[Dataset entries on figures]
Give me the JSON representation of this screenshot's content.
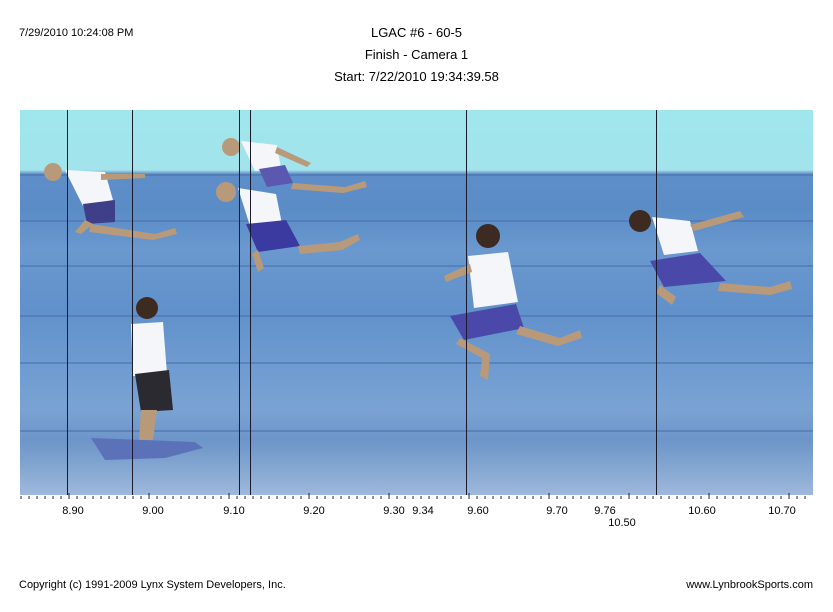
{
  "header": {
    "timestamp": "7/29/2010 10:24:08 PM",
    "title": "LGAC #6 - 60-5",
    "subtitle": "Finish - Camera 1",
    "start": "Start: 7/22/2010 19:34:39.58"
  },
  "time_axis": {
    "labels": [
      "8.90",
      "9.00",
      "9.10",
      "9.20",
      "9.30",
      "9.34",
      "9.60",
      "9.70",
      "9.76",
      "10.50",
      "10.60",
      "10.70"
    ]
  },
  "footer": {
    "copyright": "Copyright (c) 1991-2009 Lynx System Developers, Inc.",
    "website": "www.LynbrookSports.com"
  },
  "colors": {
    "sky": "#9fe7ec",
    "track": "#6191cb",
    "finish_line": "#1a1a2a",
    "jersey": "#ffffff",
    "shorts": "#4a48a8",
    "skin": "#b89a7a"
  }
}
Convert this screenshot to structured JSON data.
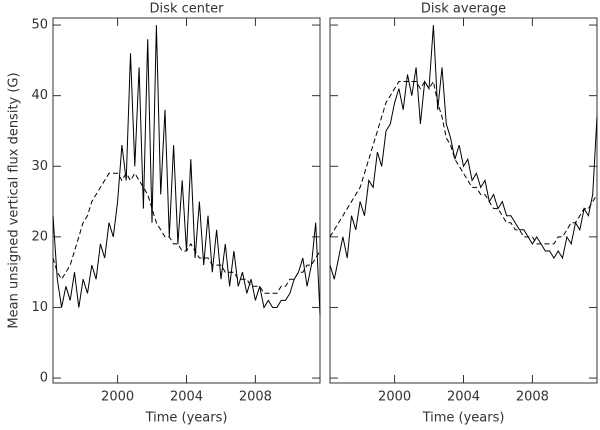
{
  "chart_data": [
    {
      "type": "line",
      "title": "Disk center",
      "x_label": "Time (years)",
      "y_label": "Mean unsigned vertical flux density (G)",
      "x": [
        1996.25,
        1996.5,
        1996.75,
        1997,
        1997.25,
        1997.5,
        1997.75,
        1998,
        1998.25,
        1998.5,
        1998.75,
        1999,
        1999.25,
        1999.5,
        1999.75,
        2000,
        2000.25,
        2000.5,
        2000.75,
        2001,
        2001.25,
        2001.5,
        2001.75,
        2002,
        2002.25,
        2002.5,
        2002.75,
        2003,
        2003.25,
        2003.5,
        2003.75,
        2004,
        2004.25,
        2004.5,
        2004.75,
        2005,
        2005.25,
        2005.5,
        2005.75,
        2006,
        2006.25,
        2006.5,
        2006.75,
        2007,
        2007.25,
        2007.5,
        2007.75,
        2008,
        2008.25,
        2008.5,
        2008.75,
        2009,
        2009.25,
        2009.5,
        2009.75,
        2010,
        2010.25,
        2010.5,
        2010.75,
        2011,
        2011.25,
        2011.5,
        2011.75
      ],
      "series": [
        {
          "color": "#000000",
          "dash": false,
          "values": [
            23,
            14,
            10,
            13,
            11,
            15,
            10,
            14,
            12,
            16,
            14,
            19,
            17,
            22,
            20,
            25,
            33,
            28,
            46,
            30,
            44,
            24,
            48,
            22,
            50,
            26,
            38,
            20,
            33,
            19,
            28,
            18,
            31,
            17,
            25,
            16,
            23,
            15,
            21,
            14,
            19,
            13,
            18,
            13,
            15,
            12,
            14,
            11,
            13,
            10,
            11,
            10,
            10,
            11,
            11,
            12,
            14,
            15,
            17,
            13,
            16,
            22,
            9
          ]
        },
        {
          "color": "#000000",
          "dash": true,
          "values": [
            17,
            15,
            14,
            15,
            16,
            18,
            20,
            22,
            23,
            25,
            26,
            27,
            28,
            29,
            29,
            29,
            28,
            29,
            28,
            29,
            28,
            27,
            26,
            24,
            22,
            21,
            20,
            20,
            19,
            19,
            18,
            18,
            19,
            18,
            17,
            17,
            17,
            16,
            16,
            16,
            15,
            15,
            15,
            14,
            14,
            14,
            13,
            13,
            13,
            12,
            12,
            12,
            12,
            13,
            13,
            14,
            14,
            15,
            15,
            16,
            16,
            17,
            18
          ]
        }
      ],
      "xlim": [
        1996.25,
        2011.75
      ],
      "xticks": [
        2000,
        2004,
        2008
      ],
      "ylim": [
        -0.7,
        51
      ],
      "yticks": [
        0,
        10,
        20,
        30,
        40,
        50
      ],
      "ytick_labels": true
    },
    {
      "type": "line",
      "title": "Disk average",
      "x_label": "Time (years)",
      "x": [
        1996.25,
        1996.5,
        1996.75,
        1997,
        1997.25,
        1997.5,
        1997.75,
        1998,
        1998.25,
        1998.5,
        1998.75,
        1999,
        1999.25,
        1999.5,
        1999.75,
        2000,
        2000.25,
        2000.5,
        2000.75,
        2001,
        2001.25,
        2001.5,
        2001.75,
        2002,
        2002.25,
        2002.5,
        2002.75,
        2003,
        2003.25,
        2003.5,
        2003.75,
        2004,
        2004.25,
        2004.5,
        2004.75,
        2005,
        2005.25,
        2005.5,
        2005.75,
        2006,
        2006.25,
        2006.5,
        2006.75,
        2007,
        2007.25,
        2007.5,
        2007.75,
        2008,
        2008.25,
        2008.5,
        2008.75,
        2009,
        2009.25,
        2009.5,
        2009.75,
        2010,
        2010.25,
        2010.5,
        2010.75,
        2011,
        2011.25,
        2011.5,
        2011.75
      ],
      "series": [
        {
          "color": "#000000",
          "dash": false,
          "values": [
            16,
            14,
            17,
            20,
            17,
            23,
            21,
            25,
            23,
            28,
            27,
            32,
            30,
            35,
            36,
            39,
            41,
            38,
            43,
            40,
            44,
            36,
            42,
            41,
            50,
            38,
            44,
            36,
            34,
            31,
            33,
            30,
            31,
            28,
            29,
            27,
            28,
            25,
            26,
            24,
            25,
            23,
            23,
            22,
            21,
            21,
            20,
            19,
            20,
            19,
            18,
            18,
            17,
            18,
            17,
            20,
            19,
            22,
            21,
            24,
            23,
            26,
            37
          ]
        },
        {
          "color": "#000000",
          "dash": true,
          "values": [
            20,
            21,
            22,
            23,
            24,
            25,
            26,
            27,
            29,
            31,
            33,
            35,
            37,
            39,
            40,
            41,
            42,
            42,
            42,
            42,
            42,
            41,
            42,
            41,
            42,
            39,
            37,
            34,
            33,
            31,
            30,
            29,
            28,
            27,
            27,
            26,
            26,
            25,
            24,
            24,
            23,
            22,
            22,
            21,
            21,
            20,
            20,
            20,
            19,
            19,
            19,
            19,
            19,
            20,
            20,
            21,
            22,
            22,
            23,
            24,
            24,
            25,
            26
          ]
        }
      ],
      "xlim": [
        1996.25,
        2011.75
      ],
      "xticks": [
        2000,
        2004,
        2008
      ],
      "ylim": [
        -0.7,
        51
      ],
      "yticks": [
        0,
        10,
        20,
        30,
        40,
        50
      ],
      "ytick_labels": false
    }
  ]
}
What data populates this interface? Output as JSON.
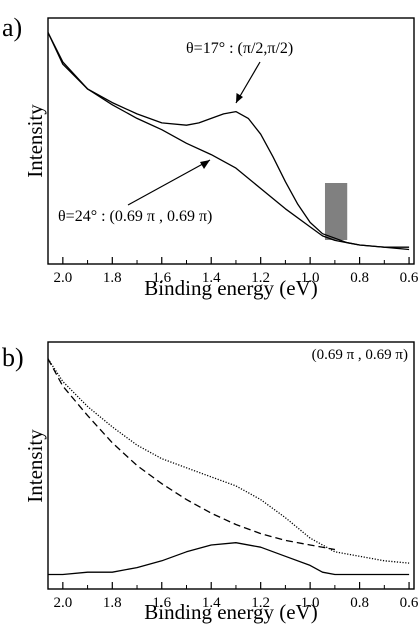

STATED GOAL:
Every entry must be reproduced exactly, with the images left out.

OUTPUT:
Give me the JSON representation of this screenshot's content.
{
  "header": {
    "timestamp": "7/29/2010 10:24:08 PM",
    "title": "LGAC #6 - 60-5",
    "subtitle": "Finish - Camera 1",
    "start": "Start: 7/22/2010 19:34:39.58"
  },
  "time_axis": {
    "labels": [
      "8.90",
      "9.00",
      "9.10",
      "9.20",
      "9.30",
      "9.34",
      "9.60",
      "9.70",
      "9.76",
      "10.50",
      "10.60",
      "10.70"
    ]
  },
  "footer": {
    "copyright": "Copyright (c) 1991-2009 Lynx System Developers, Inc.",
    "website": "www.LynbrookSports.com"
  },
  "colors": {
    "sky": "#9fe7ec",
    "track": "#6191cb",
    "finish_line": "#1a1a2a",
    "jersey": "#ffffff",
    "shorts": "#4a48a8",
    "skin": "#b89a7a"
  }
}
Convert this screenshot to structured JSON data.
{
  "chart_data": [
    {
      "type": "line",
      "title": "Disk center",
      "x_label": "Time (years)",
      "y_label": "Mean unsigned vertical flux density (G)",
      "x": [
        1996.25,
        1996.5,
        1996.75,
        1997,
        1997.25,
        1997.5,
        1997.75,
        1998,
        1998.25,
        1998.5,
        1998.75,
        1999,
        1999.25,
        1999.5,
        1999.75,
        2000,
        2000.25,
        2000.5,
        2000.75,
        2001,
        2001.25,
        2001.5,
        2001.75,
        2002,
        2002.25,
        2002.5,
        2002.75,
        2003,
        2003.25,
        2003.5,
        2003.75,
        2004,
        2004.25,
        2004.5,
        2004.75,
        2005,
        2005.25,
        2005.5,
        2005.75,
        2006,
        2006.25,
        2006.5,
        2006.75,
        2007,
        2007.25,
        2007.5,
        2007.75,
        2008,
        2008.25,
        2008.5,
        2008.75,
        2009,
        2009.25,
        2009.5,
        2009.75,
        2010,
        2010.25,
        2010.5,
        2010.75,
        2011,
        2011.25,
        2011.5,
        2011.75
      ],
      "series": [
        {
          "color": "#000000",
          "dash": false,
          "values": [
            23,
            14,
            10,
            13,
            11,
            15,
            10,
            14,
            12,
            16,
            14,
            19,
            17,
            22,
            20,
            25,
            33,
            28,
            46,
            30,
            44,
            24,
            48,
            22,
            50,
            26,
            38,
            20,
            33,
            19,
            28,
            18,
            31,
            17,
            25,
            16,
            23,
            15,
            21,
            14,
            19,
            13,
            18,
            13,
            15,
            12,
            14,
            11,
            13,
            10,
            11,
            10,
            10,
            11,
            11,
            12,
            14,
            15,
            17,
            13,
            16,
            22,
            9
          ]
        },
        {
          "color": "#000000",
          "dash": true,
          "values": [
            17,
            15,
            14,
            15,
            16,
            18,
            20,
            22,
            23,
            25,
            26,
            27,
            28,
            29,
            29,
            29,
            28,
            29,
            28,
            29,
            28,
            27,
            26,
            24,
            22,
            21,
            20,
            20,
            19,
            19,
            18,
            18,
            19,
            18,
            17,
            17,
            17,
            16,
            16,
            16,
            15,
            15,
            15,
            14,
            14,
            14,
            13,
            13,
            13,
            12,
            12,
            12,
            12,
            13,
            13,
            14,
            14,
            15,
            15,
            16,
            16,
            17,
            18
          ]
        }
      ],
      "xlim": [
        1996.25,
        2011.75
      ],
      "xticks": [
        2000,
        2004,
        2008
      ],
      "ylim": [
        -0.7,
        51
      ],
      "yticks": [
        0,
        10,
        20,
        30,
        40,
        50
      ],
      "ytick_labels": true
    },
    {
      "type": "line",
      "title": "Disk average",
      "x_label": "Time (years)",
      "x": [
        1996.25,
        1996.5,
        1996.75,
        1997,
        1997.25,
        1997.5,
        1997.75,
        1998,
        1998.25,
        1998.5,
        1998.75,
        1999,
        1999.25,
        1999.5,
        1999.75,
        2000,
        2000.25,
        2000.5,
        2000.75,
        2001,
        2001.25,
        2001.5,
        2001.75,
        2002,
        2002.25,
        2002.5,
        2002.75,
        2003,
        2003.25,
        2003.5,
        2003.75,
        2004,
        2004.25,
        2004.5,
        2004.75,
        2005,
        2005.25,
        2005.5,
        2005.75,
        2006,
        2006.25,
        2006.5,
        2006.75,
        2007,
        2007.25,
        2007.5,
        2007.75,
        2008,
        2008.25,
        2008.5,
        2008.75,
        2009,
        2009.25,
        2009.5,
        2009.75,
        2010,
        2010.25,
        2010.5,
        2010.75,
        2011,
        2011.25,
        2011.5,
        2011.75
      ],
      "series": [
        {
          "color": "#000000",
          "dash": false,
          "values": [
            16,
            14,
            17,
            20,
            17,
            23,
            21,
            25,
            23,
            28,
            27,
            32,
            30,
            35,
            36,
            39,
            41,
            38,
            43,
            40,
            44,
            36,
            42,
            41,
            50,
            38,
            44,
            36,
            34,
            31,
            33,
            30,
            31,
            28,
            29,
            27,
            28,
            25,
            26,
            24,
            25,
            23,
            23,
            22,
            21,
            21,
            20,
            19,
            20,
            19,
            18,
            18,
            17,
            18,
            17,
            20,
            19,
            22,
            21,
            24,
            23,
            26,
            37
          ]
        },
        {
          "color": "#000000",
          "dash": true,
          "values": [
            20,
            21,
            22,
            23,
            24,
            25,
            26,
            27,
            29,
            31,
            33,
            35,
            37,
            39,
            40,
            41,
            42,
            42,
            42,
            42,
            42,
            41,
            42,
            41,
            42,
            39,
            37,
            34,
            33,
            31,
            30,
            29,
            28,
            27,
            27,
            26,
            26,
            25,
            24,
            24,
            23,
            22,
            22,
            21,
            21,
            20,
            20,
            20,
            19,
            19,
            19,
            19,
            19,
            20,
            20,
            21,
            22,
            22,
            23,
            24,
            24,
            25,
            26
          ]
        }
      ],
      "xlim": [
        1996.25,
        2011.75
      ],
      "xticks": [
        2000,
        2004,
        2008
      ],
      "ylim": [
        -0.7,
        51
      ],
      "yticks": [
        0,
        10,
        20,
        30,
        40,
        50
      ],
      "ytick_labels": false
    }
  ]
}
What data populates this interface? Output as JSON.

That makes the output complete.